* [Fragmento del documento]
******
CÉSAR COCA
Diez años después de su
muerte, apenas nadie recuerda el escándalo de la evasión fiscal, que solo se
cerró por la prescripción del delito debida a un cambio de la ley. Ni la bronca
con su esposa cuando la dejó para marcharse con su secretaria, 34 años más
joven. Ni los juicios destemplados de algunos críticos, que hicieron leña del
árbol ya inclinado de su decadencia vocal y su tendencia a dejarse acompañar
por figuras del pop que lo alejaban de la lírica. Lo que se recuerda hoy de
Luciano Pavarotti (Módena, 1935-2007) es su enorme carisma, la maravillosa voz
de sus mejores años -de mediados de los 70 a finales de los 80-, su simpatía en
escena y su capacidad para hacer que un público completamente ajeno a la ópera
se supiera de memoria algunas de las arias que cantaba en sus recitales. El
tenor italiano conquistó algunos récords que, si bien por sí mismos no reflejan
la calidad de sus mejores trabajos, hablan mucho de su éxito. Tardará mucho en
existir otro como él. Quizá no lo haya nunca. Pavarotti encarnaba a la
perfección el mito del artista que nace en el seno de una familia humilde y
gracias a su talento y a algunos toques de la fortuna (y quién no los necesita)
llega a lo más alto. Era hijo de un panadero apasionado de la ópera, algo nada
extraño en un país en el que la lírica es casi una religión, y vivió toda su
infancia rodeado de mujeres porque los hombres estaban en la guerra. Hasta
compartió nodriza con Mirella Freni, con quien luego se subiría al escenario en
multitud de ocasiones. Antes de su debut -con el rol de Rodolfo en La Bohème, a
los 25 años- había trabajado como panadero, vendedor de seguros y, por extraño
que ahora pueda parecer, profesor de gimnasia. El tenor era entonces un tipo
alto, fuerte y muy aficionado al fútbol, que aún no había sucumbido a la
glotonería.
******
* [Bloque de datos]

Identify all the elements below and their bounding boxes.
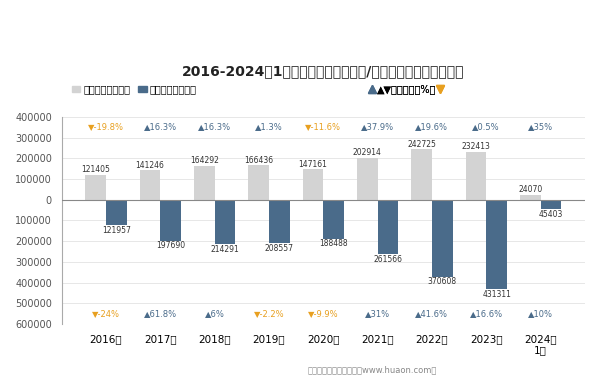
******
* [Tareas por hacer]
• A. Responde estas preguntas según el artículo sobre Pavarotti:
(i) ¿Con qué papel debutó Pavarotti y a qué edad?
(ii) ¿A qué se dedicaba su padre?
(iii) ¿Con quién compartió nodriza?
• B. Enumera todos los trabajos que, según el artículo sobre Pavarotti, tuvo el tenor antes de su debut.

* [Respuestas por tarea]
• A.
(i) Debutó con el papel de Rodolfo en La Bohème, a los 25 años.
(ii) Su padre era panadero.
(iii) Compartió nodriza con Mirella Freni.

• B.
- Panadero
- Vendedor de seguros
- Profesor de gimnasia